◆ TASK STATEMENT: Quote only the lines from the one containing "Extract all readable text from this page." through the final line, both included, and omit the pictures.

_ _ _ _

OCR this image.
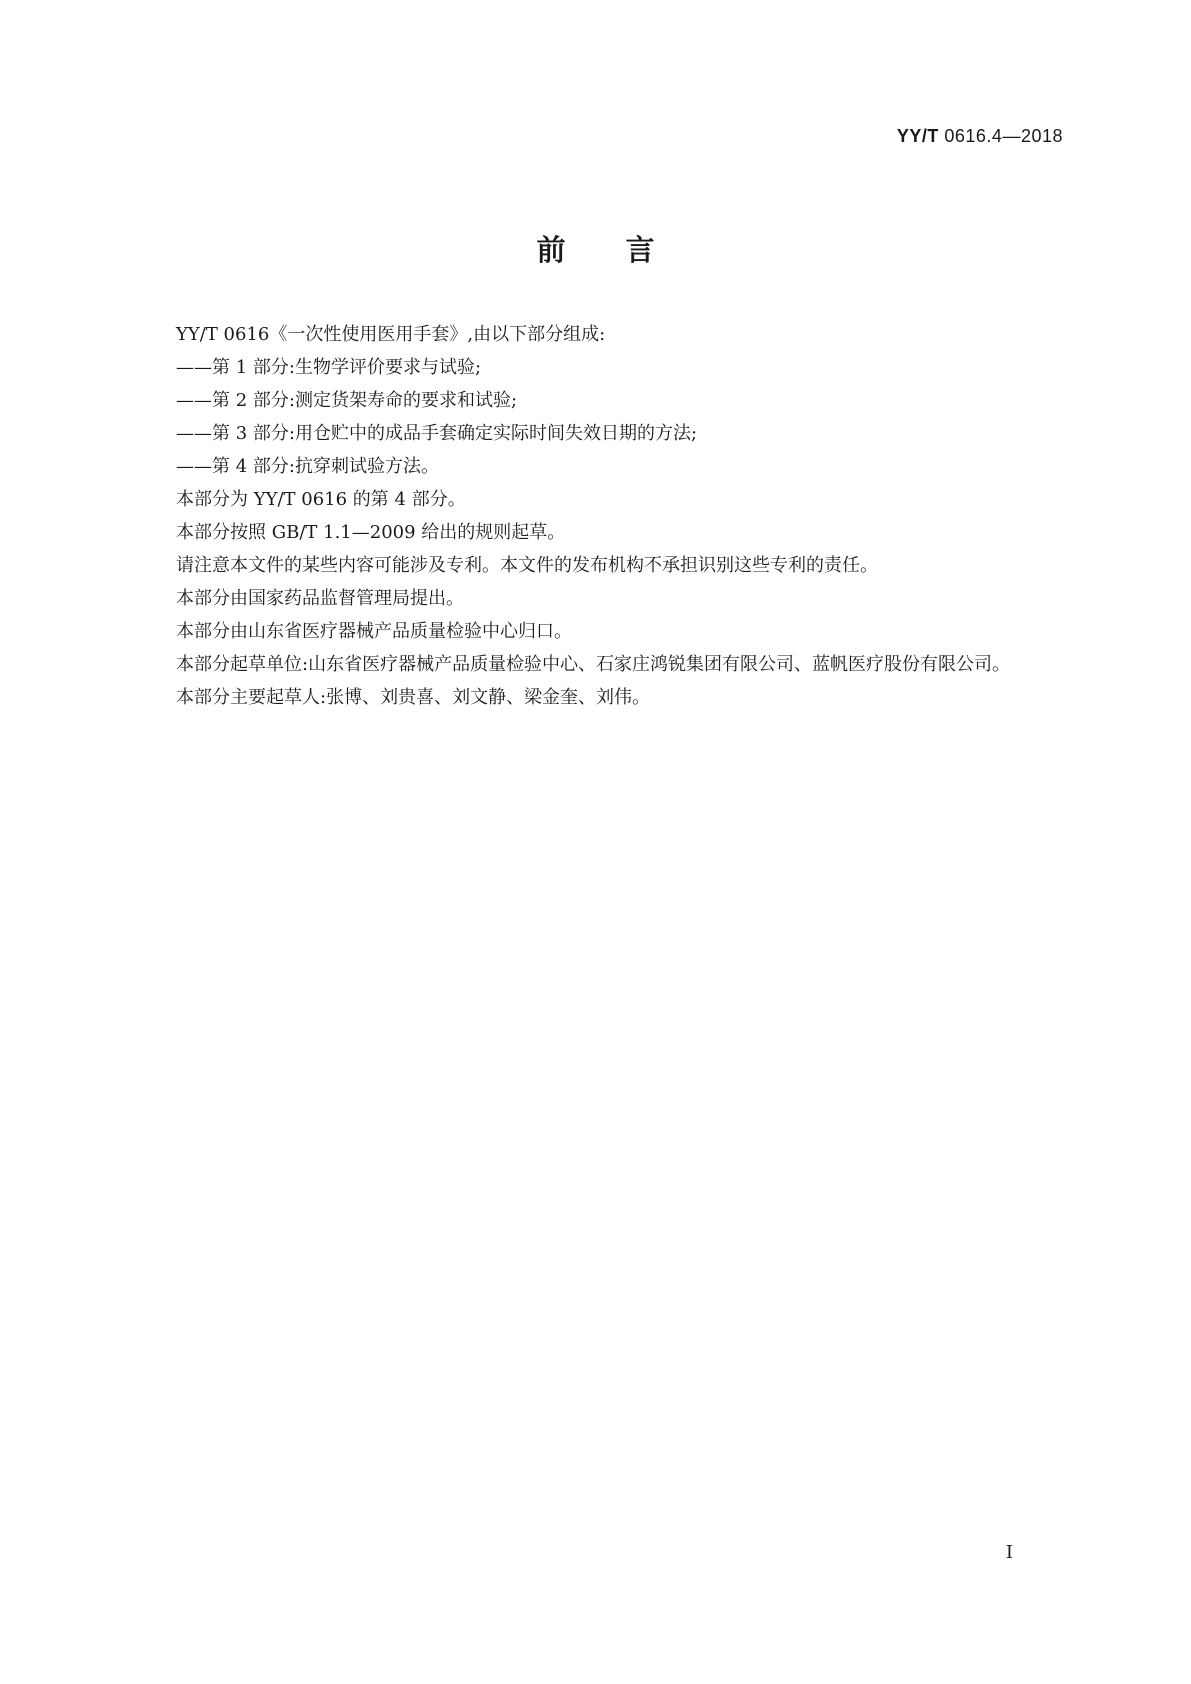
YY/T 0616.4—2018
前言

YY/T 0616《一次性使用医用手套》,由以下部分组成:

——第 1 部分:生物学评价要求与试验;

——第 2 部分:测定货架寿命的要求和试验;

——第 3 部分:用仓贮中的成品手套确定实际时间失效日期的方法;

——第 4 部分:抗穿刺试验方法。

本部分为 YY/T 0616 的第 4 部分。

本部分按照 GB/T 1.1—2009 给出的规则起草。

请注意本文件的某些内容可能涉及专利。本文件的发布机构不承担识别这些专利的责任。

本部分由国家药品监督管理局提出。

本部分由山东省医疗器械产品质量检验中心归口。

本部分起草单位:山东省医疗器械产品质量检验中心、石家庄鸿锐集团有限公司、蓝帆医疗股份有限公司。

本部分主要起草人:张博、刘贵喜、刘文静、梁金奎、刘伟。

I
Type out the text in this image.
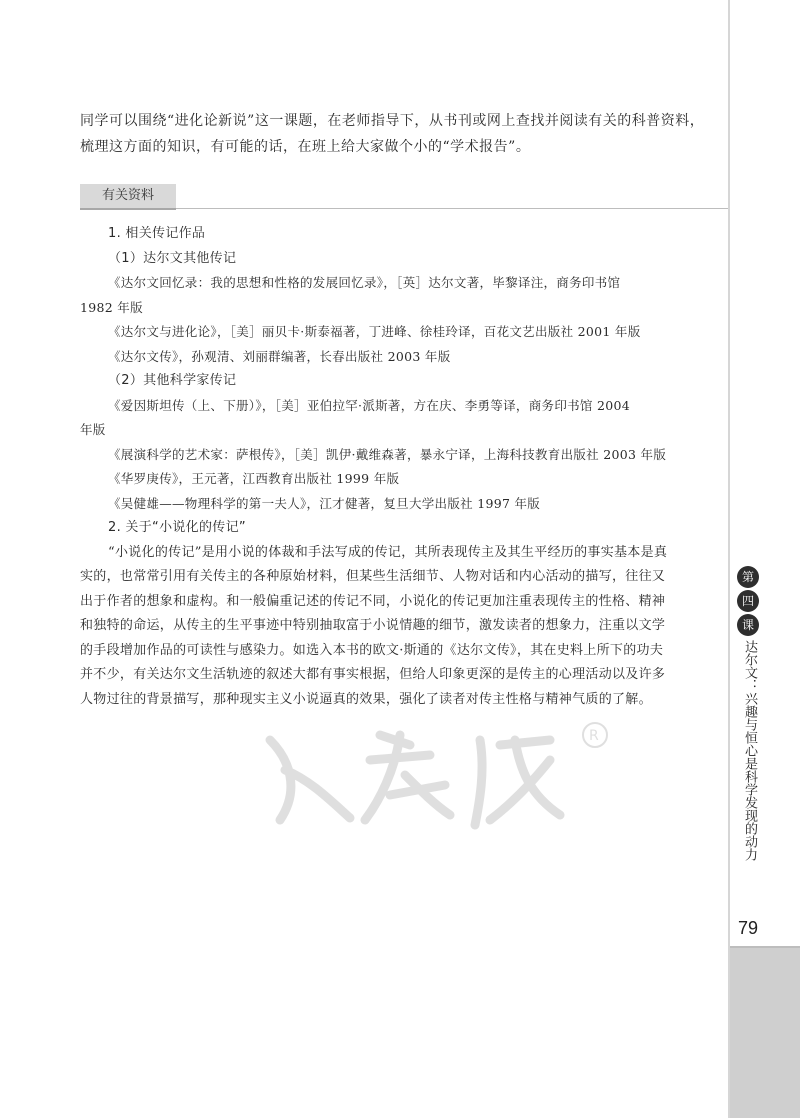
同学可以围绕“进化论新说”这一课题，在老师指导下，从书刊或网上查找并阅读有关的科普资料，

梳理这方面的知识，有可能的话，在班上给大家做个小的“学术报告”。

有关资料
1. 相关传记作品
（1）达尔文其他传记
《达尔文回忆录：我的思想和性格的发展回忆录》，［英］达尔文著，毕黎译注，商务印书馆
1982 年版
《达尔文与进化论》，［美］丽贝卡·斯泰福著，丁进峰、徐桂玲译，百花文艺出版社 2001 年版
《达尔文传》，孙观清、刘丽群编著，长春出版社 2003 年版
（2）其他科学家传记
《爱因斯坦传（上、下册）》，［美］亚伯拉罕·派斯著，方在庆、李勇等译，商务印书馆 2004
年版
《展演科学的艺术家：萨根传》，［美］凯伊·戴维森著，暴永宁译，上海科技教育出版社 2003 年版
《华罗庚传》，王元著，江西教育出版社 1999 年版
《吴健雄——物理科学的第一夫人》，江才健著，复旦大学出版社 1997 年版
2. 关于“小说化的传记”
“小说化的传记”是用小说的体裁和手法写成的传记，其所表现传主及其生平经历的事实基本是真
实的，也常常引用有关传主的各种原始材料，但某些生活细节、人物对话和内心活动的描写，往往又
出于作者的想象和虚构。和一般偏重记述的传记不同，小说化的传记更加注重表现传主的性格、精神
和独特的命运，从传主的生平事迹中特别抽取富于小说情趣的细节，激发读者的想象力，注重以文学
的手段增加作品的可读性与感染力。如选入本书的欧文·斯通的《达尔文传》，其在史料上所下的功夫
并不少，有关达尔文生活轨迹的叙述大都有事实根据，但给人印象更深的是传主的心理活动以及许多
人物过往的背景描写，那种现实主义小说逼真的效果，强化了读者对传主性格与精神气质的了解。
R
第
四
课
达尔文：兴趣与恒心是科学发现的动力
79
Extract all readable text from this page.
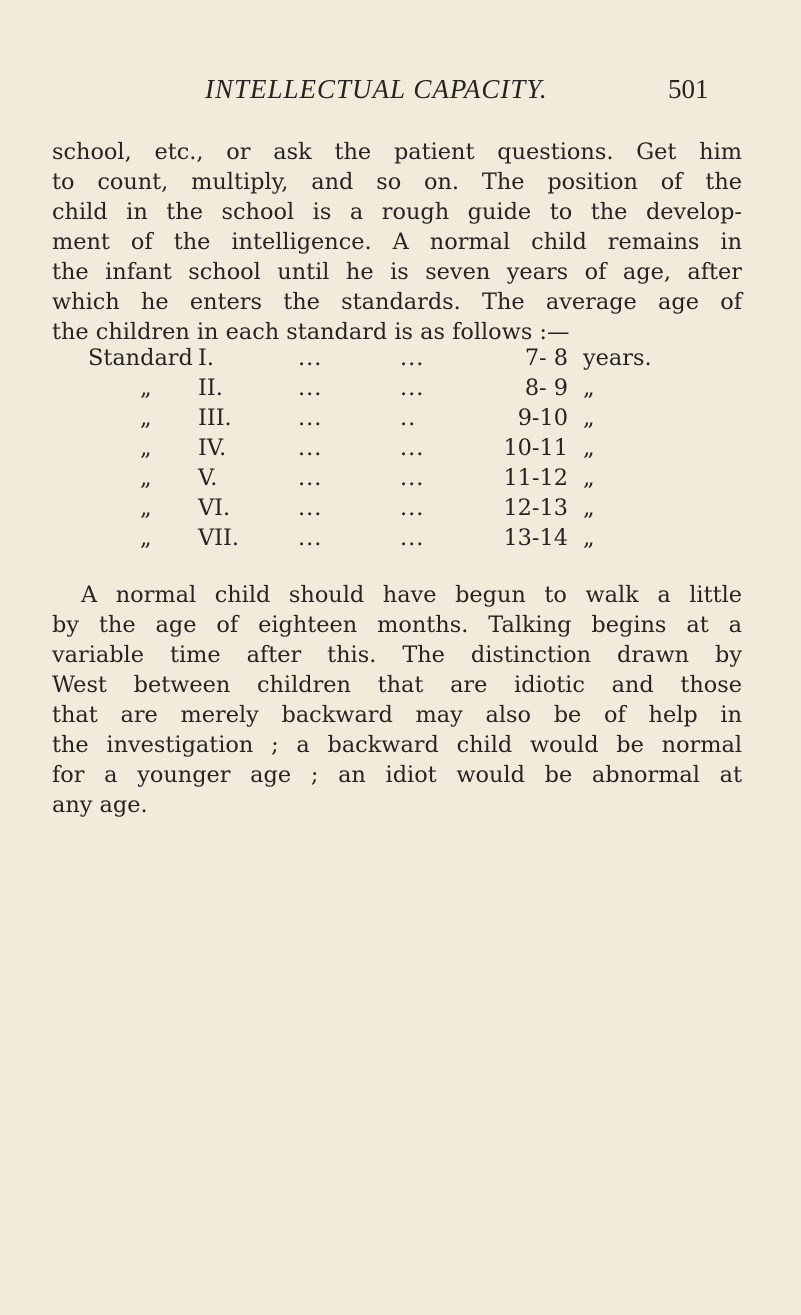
INTELLECTUAL CAPACITY.	501
school, etc., or ask the patient questions. Get him
to count, multiply, and so on. The position of the
child in the school is a rough guide to the develop-
ment of the intelligence. A normal child remains in
the infant school until he is seven years of age, after
which he enters the standards. The average age of
the children in each standard is as follows :—
Standard I.	...	...	7- 8 years.
„ II.	...	...	8- 9 „
„ III.	...	..	9-10 „
„ IV.	...	...	10-11 „
„ V.	...	...	11-12 „
„ VI.	...	...	12-13 „
„ VII.	...	...	13-14 „
A normal child should have begun to walk a little
by the age of eighteen months. Talking begins at a
variable time after this. The distinction drawn by
West between children that are idiotic and those
that are merely backward may also be of help in
the investigation ; a backward child would be normal
for a younger age ; an idiot would be abnormal at
any age.
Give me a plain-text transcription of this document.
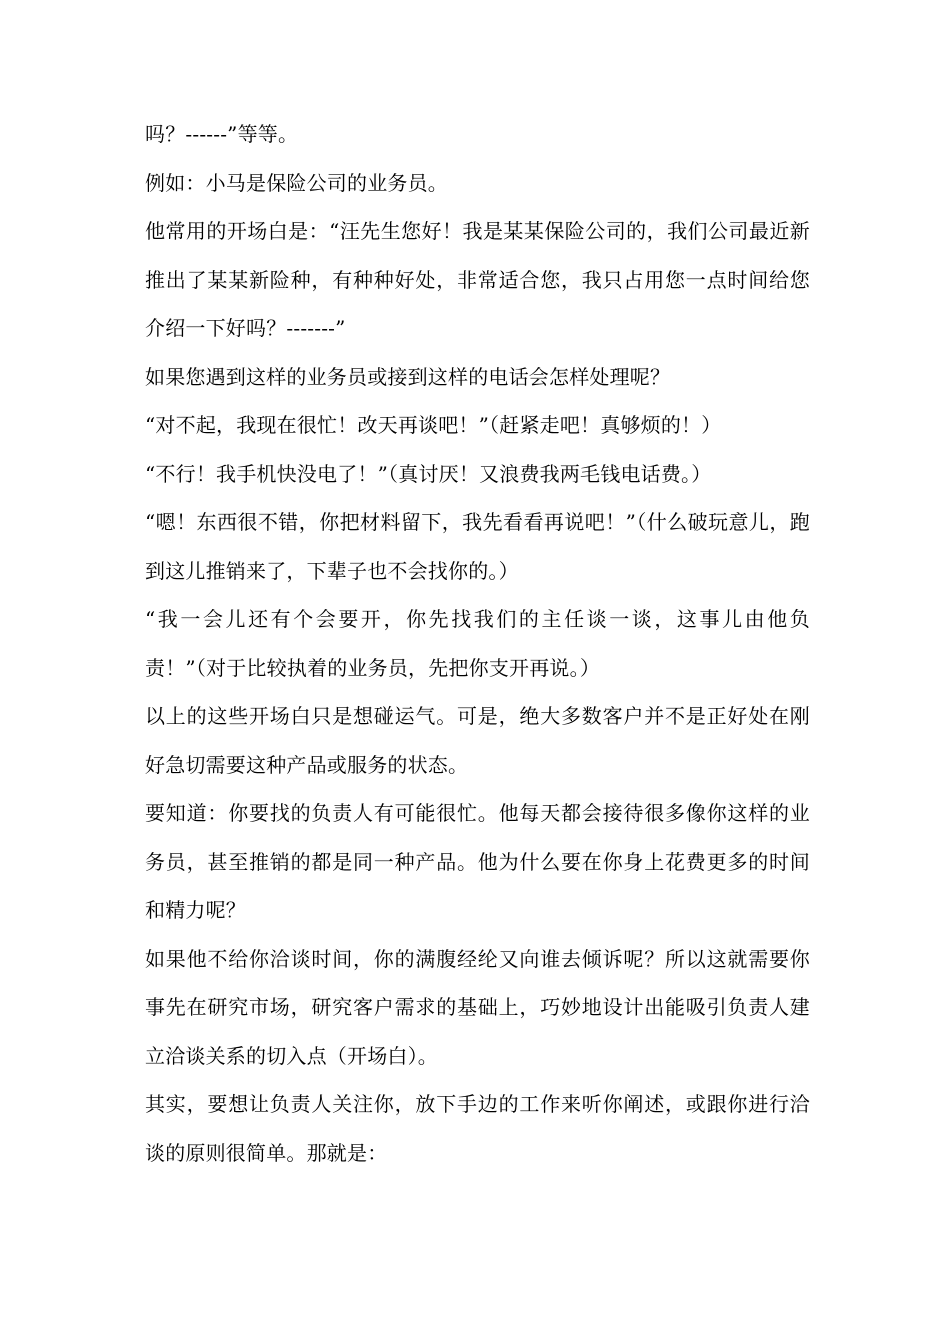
吗？------”等等。

例如：小马是保险公司的业务员。

他常用的开场白是：“汪先生您好！我是某某保险公司的，我们公司最近新推出了某某新险种，有种种好处，非常适合您，我只占用您一点时间给您介绍一下好吗？-------”

如果您遇到这样的业务员或接到这样的电话会怎样处理呢？

“对不起，我现在很忙！改天再谈吧！”（赶紧走吧！真够烦的！）

“不行！我手机快没电了！”（真讨厌！又浪费我两毛钱电话费。）

“嗯！东西很不错，你把材料留下，我先看看再说吧！”（什么破玩意儿，跑到这儿推销来了，下辈子也不会找你的。）

“我一会儿还有个会要开，你先找我们的主任谈一谈，这事儿由他负责！”（对于比较执着的业务员，先把你支开再说。）

以上的这些开场白只是想碰运气。可是，绝大多数客户并不是正好处在刚好急切需要这种产品或服务的状态。

要知道：你要找的负责人有可能很忙。他每天都会接待很多像你这样的业务员，甚至推销的都是同一种产品。他为什么要在你身上花费更多的时间和精力呢？

如果他不给你洽谈时间，你的满腹经纶又向谁去倾诉呢？所以这就需要你事先在研究市场，研究客户需求的基础上，巧妙地设计出能吸引负责人建立洽谈关系的切入点（开场白）。

其实，要想让负责人关注你，放下手边的工作来听你阐述，或跟你进行洽谈的原则很简单。那就是：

_ _ _ _

◆ WRITTEN RESPONSE:
Extract all readable text from this page.
INTELLECTUAL CAPACITY.	501
school, etc., or ask the patient questions. Get him
to count, multiply, and so on. The position of the
child in the school is a rough guide to the develop-
ment of the intelligence. A normal child remains in
the infant school until he is seven years of age, after
which he enters the standards. The average age of
the children in each standard is as follows :—
Standard I.	...	...	7- 8 years.
„ II.	...	...	8- 9 „
„ III.	...	..	9-10 „
„ IV.	...	...	10-11 „
„ V.	...	...	11-12 „
„ VI.	...	...	12-13 „
„ VII.	...	...	13-14 „
A normal child should have begun to walk a little
by the age of eighteen months. Talking begins at a
variable time after this. The distinction drawn by
West between children that are idiotic and those
that are merely backward may also be of help in
the investigation ; a backward child would be normal
for a younger age ; an idiot would be abnormal at
any age.
Give me a plain-text transcription of this document.
吗？------”等等。

例如：小马是保险公司的业务员。

他常用的开场白是：“汪先生您好！我是某某保险公司的，我们公司最近新推出了某某新险种，有种种好处，非常适合您，我只占用您一点时间给您介绍一下好吗？-------”

如果您遇到这样的业务员或接到这样的电话会怎样处理呢？

“对不起，我现在很忙！改天再谈吧！”（赶紧走吧！真够烦的！）

“不行！我手机快没电了！”（真讨厌！又浪费我两毛钱电话费。）

“嗯！东西很不错，你把材料留下，我先看看再说吧！”（什么破玩意儿，跑到这儿推销来了，下辈子也不会找你的。）

“我一会儿还有个会要开，你先找我们的主任谈一谈，这事儿由他负责！”（对于比较执着的业务员，先把你支开再说。）

以上的这些开场白只是想碰运气。可是，绝大多数客户并不是正好处在刚好急切需要这种产品或服务的状态。

要知道：你要找的负责人有可能很忙。他每天都会接待很多像你这样的业务员，甚至推销的都是同一种产品。他为什么要在你身上花费更多的时间和精力呢？

如果他不给你洽谈时间，你的满腹经纶又向谁去倾诉呢？所以这就需要你事先在研究市场，研究客户需求的基础上，巧妙地设计出能吸引负责人建立洽谈关系的切入点（开场白）。

其实，要想让负责人关注你，放下手边的工作来听你阐述，或跟你进行洽谈的原则很简单。那就是：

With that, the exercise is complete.